Go through the listing and set it down exactly, leaving out its pictures.

▶ Stored rows
____

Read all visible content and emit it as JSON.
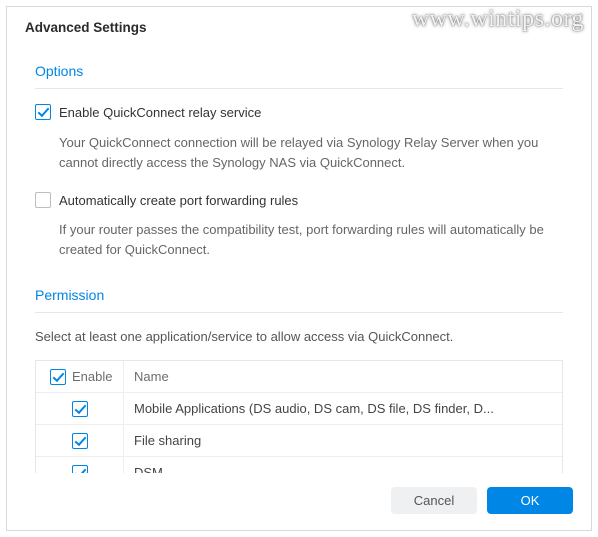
{
  "window": {
    "title": "Advanced Settings"
  },
  "watermark": "www.wintips.org",
  "options": {
    "header": "Options",
    "relay": {
      "label": "Enable QuickConnect relay service",
      "checked": true,
      "desc": "Your QuickConnect connection will be relayed via Synology Relay Server when you cannot directly access the Synology NAS via QuickConnect."
    },
    "portfw": {
      "label": "Automatically create port forwarding rules",
      "checked": false,
      "desc": "If your router passes the compatibility test, port forwarding rules will automatically be created for QuickConnect."
    }
  },
  "permission": {
    "header": "Permission",
    "intro": "Select at least one application/service to allow access via QuickConnect.",
    "columns": {
      "enable": "Enable",
      "name": "Name"
    },
    "header_checked": true,
    "rows": [
      {
        "checked": true,
        "name": "Mobile Applications (DS audio, DS cam, DS file, DS finder, D..."
      },
      {
        "checked": true,
        "name": "File sharing"
      },
      {
        "checked": true,
        "name": "DSM"
      }
    ]
  },
  "footer": {
    "cancel": "Cancel",
    "ok": "OK"
  }
}
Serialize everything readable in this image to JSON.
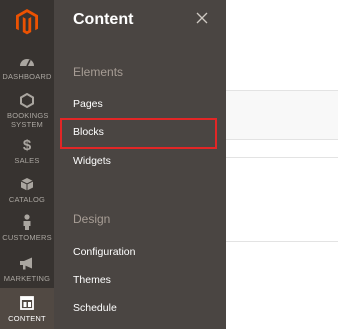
{
  "sidebar": {
    "items": [
      {
        "label": "DASHBOARD",
        "icon": "dashboard-icon"
      },
      {
        "label": "BOOKINGS SYSTEM",
        "icon": "hexagon-icon"
      },
      {
        "label": "SALES",
        "icon": "dollar-icon"
      },
      {
        "label": "CATALOG",
        "icon": "box-icon"
      },
      {
        "label": "CUSTOMERS",
        "icon": "person-icon"
      },
      {
        "label": "MARKETING",
        "icon": "megaphone-icon"
      },
      {
        "label": "CONTENT",
        "icon": "layout-icon"
      }
    ],
    "active": "CONTENT"
  },
  "panel": {
    "title": "Content",
    "sections": [
      {
        "title": "Elements",
        "links": [
          "Pages",
          "Blocks",
          "Widgets"
        ]
      },
      {
        "title": "Design",
        "links": [
          "Configuration",
          "Themes",
          "Schedule"
        ]
      }
    ],
    "highlighted_link": "Blocks"
  },
  "colors": {
    "sidebar_bg": "#373330",
    "panel_bg": "#4a4542",
    "logo_orange": "#eb5202",
    "highlight_red": "#e22626"
  }
}
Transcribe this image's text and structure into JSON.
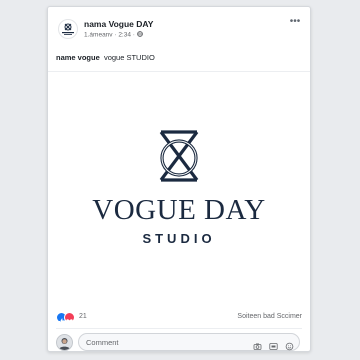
{
  "post": {
    "page_name": "nama Vogue DAY",
    "meta": "1.ámeanv · 2:34 · ",
    "caption_bold": "name vogue",
    "caption_text": "vogue STUDIO"
  },
  "image": {
    "brand_title": "VOGUE DAY",
    "brand_subtitle": "STUDIO",
    "brand_color": "#1b2a40"
  },
  "logo_mini": {
    "line1": "VOGUE DAY",
    "line2": "STUDIO"
  },
  "reactions": {
    "count": "21",
    "shares_text": "Soiteen bad Sccimer",
    "like_color": "#1877f2",
    "love_color": "#f33e58"
  },
  "comment": {
    "placeholder": "Comment"
  },
  "icons": {
    "more": "more-options-icon",
    "camera": "camera-icon",
    "gif": "gif-icon",
    "sticker": "sticker-icon"
  }
}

____

▶ Worked solution
Read all visible content and emit it as JSON.
{
  "window": {
    "title": "Advanced Settings"
  },
  "watermark": "www.wintips.org",
  "options": {
    "header": "Options",
    "relay": {
      "label": "Enable QuickConnect relay service",
      "checked": true,
      "desc": "Your QuickConnect connection will be relayed via Synology Relay Server when you cannot directly access the Synology NAS via QuickConnect."
    },
    "portfw": {
      "label": "Automatically create port forwarding rules",
      "checked": false,
      "desc": "If your router passes the compatibility test, port forwarding rules will automatically be created for QuickConnect."
    }
  },
  "permission": {
    "header": "Permission",
    "intro": "Select at least one application/service to allow access via QuickConnect.",
    "columns": {
      "enable": "Enable",
      "name": "Name"
    },
    "header_checked": true,
    "rows": [
      {
        "checked": true,
        "name": "Mobile Applications (DS audio, DS cam, DS file, DS finder, D..."
      },
      {
        "checked": true,
        "name": "File sharing"
      },
      {
        "checked": true,
        "name": "DSM"
      }
    ]
  },
  "footer": {
    "cancel": "Cancel",
    "ok": "OK"
  }
}
Serialize everything readable in this image to JSON.
{
  "sidebar": {
    "items": [
      {
        "label": "DASHBOARD",
        "icon": "dashboard-icon"
      },
      {
        "label": "BOOKINGS SYSTEM",
        "icon": "hexagon-icon"
      },
      {
        "label": "SALES",
        "icon": "dollar-icon"
      },
      {
        "label": "CATALOG",
        "icon": "box-icon"
      },
      {
        "label": "CUSTOMERS",
        "icon": "person-icon"
      },
      {
        "label": "MARKETING",
        "icon": "megaphone-icon"
      },
      {
        "label": "CONTENT",
        "icon": "layout-icon"
      }
    ],
    "active": "CONTENT"
  },
  "panel": {
    "title": "Content",
    "sections": [
      {
        "title": "Elements",
        "links": [
          "Pages",
          "Blocks",
          "Widgets"
        ]
      },
      {
        "title": "Design",
        "links": [
          "Configuration",
          "Themes",
          "Schedule"
        ]
      }
    ],
    "highlighted_link": "Blocks"
  },
  "colors": {
    "sidebar_bg": "#373330",
    "panel_bg": "#4a4542",
    "logo_orange": "#eb5202",
    "highlight_red": "#e22626"
  }
}
Transcribe this image's text and structure into JSON.
{
  "post": {
    "page_name": "nama Vogue DAY",
    "meta": "1.ámeanv · 2:34 · ",
    "caption_bold": "name vogue",
    "caption_text": "vogue STUDIO"
  },
  "image": {
    "brand_title": "VOGUE DAY",
    "brand_subtitle": "STUDIO",
    "brand_color": "#1b2a40"
  },
  "logo_mini": {
    "line1": "VOGUE DAY",
    "line2": "STUDIO"
  },
  "reactions": {
    "count": "21",
    "shares_text": "Soiteen bad Sccimer",
    "like_color": "#1877f2",
    "love_color": "#f33e58"
  },
  "comment": {
    "placeholder": "Comment"
  },
  "icons": {
    "more": "more-options-icon",
    "camera": "camera-icon",
    "gif": "gif-icon",
    "sticker": "sticker-icon"
  }
}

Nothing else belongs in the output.